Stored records
◆ ◆ ◆ ◆ ◆ ◆ ◆
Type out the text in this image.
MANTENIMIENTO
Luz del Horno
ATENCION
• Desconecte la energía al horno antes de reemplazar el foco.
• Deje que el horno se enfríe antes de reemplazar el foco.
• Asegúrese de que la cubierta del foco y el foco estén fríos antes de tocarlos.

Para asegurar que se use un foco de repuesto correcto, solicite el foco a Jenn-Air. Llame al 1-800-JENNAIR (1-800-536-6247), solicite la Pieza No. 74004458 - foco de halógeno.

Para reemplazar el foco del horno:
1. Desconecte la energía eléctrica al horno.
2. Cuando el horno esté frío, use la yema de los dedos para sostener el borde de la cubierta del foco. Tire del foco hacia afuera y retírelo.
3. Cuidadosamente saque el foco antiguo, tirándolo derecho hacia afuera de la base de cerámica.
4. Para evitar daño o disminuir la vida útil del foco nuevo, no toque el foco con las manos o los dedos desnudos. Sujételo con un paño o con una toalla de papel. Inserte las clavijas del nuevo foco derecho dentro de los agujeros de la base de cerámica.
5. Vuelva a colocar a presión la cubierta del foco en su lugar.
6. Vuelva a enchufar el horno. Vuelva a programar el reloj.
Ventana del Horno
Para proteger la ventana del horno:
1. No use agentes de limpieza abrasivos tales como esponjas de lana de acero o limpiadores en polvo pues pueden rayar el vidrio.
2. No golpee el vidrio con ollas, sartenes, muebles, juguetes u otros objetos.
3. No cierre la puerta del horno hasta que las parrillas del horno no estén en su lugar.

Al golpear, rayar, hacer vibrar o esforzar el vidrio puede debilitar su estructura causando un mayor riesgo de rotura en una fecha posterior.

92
◆ ◆ ◆ ◆ ◆ ◆ ◆
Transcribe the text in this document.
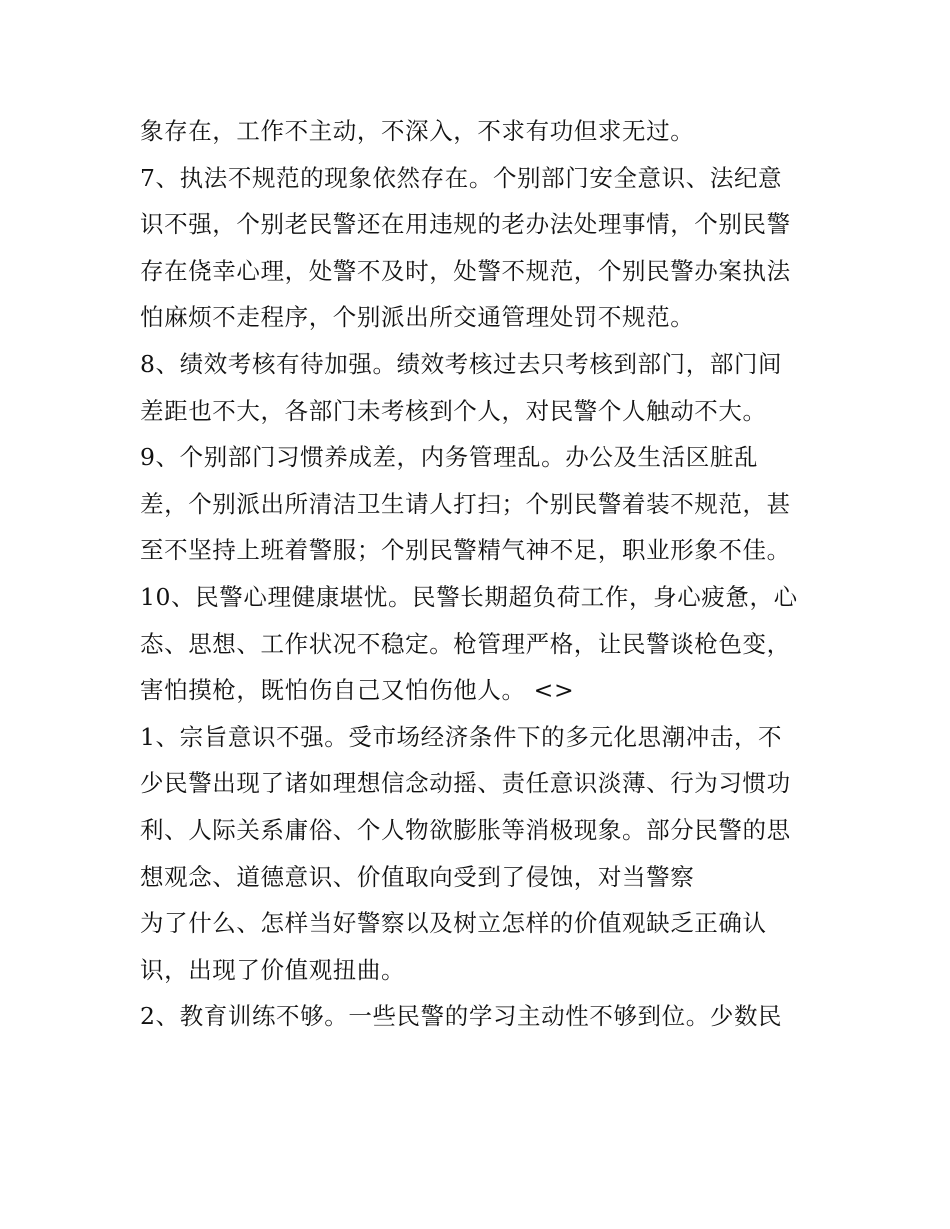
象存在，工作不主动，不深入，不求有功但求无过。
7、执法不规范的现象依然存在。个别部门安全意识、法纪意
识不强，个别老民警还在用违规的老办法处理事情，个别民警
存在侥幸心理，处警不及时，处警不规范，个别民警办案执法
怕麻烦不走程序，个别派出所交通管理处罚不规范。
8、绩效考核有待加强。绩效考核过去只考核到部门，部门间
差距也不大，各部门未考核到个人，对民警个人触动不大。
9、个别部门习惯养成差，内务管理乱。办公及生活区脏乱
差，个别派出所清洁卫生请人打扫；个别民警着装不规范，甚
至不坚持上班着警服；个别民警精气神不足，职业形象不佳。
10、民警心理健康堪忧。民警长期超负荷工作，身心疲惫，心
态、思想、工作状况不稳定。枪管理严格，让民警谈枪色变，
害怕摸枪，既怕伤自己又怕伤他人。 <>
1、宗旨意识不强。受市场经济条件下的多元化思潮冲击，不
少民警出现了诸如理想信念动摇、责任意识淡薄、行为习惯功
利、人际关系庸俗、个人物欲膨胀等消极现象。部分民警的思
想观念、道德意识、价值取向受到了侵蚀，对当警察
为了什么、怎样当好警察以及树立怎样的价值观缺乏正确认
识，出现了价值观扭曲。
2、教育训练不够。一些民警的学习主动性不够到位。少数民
◆ ◆ ◆ ◆ ◆ ◆ ◆
• _SET TASK_
List every line above that holds the word "Desconecte".

• _WORKED SOLUTION_
• Desconecte la energía al horno antes de reemplazar el foco.
1. Desconecte la energía eléctrica al horno.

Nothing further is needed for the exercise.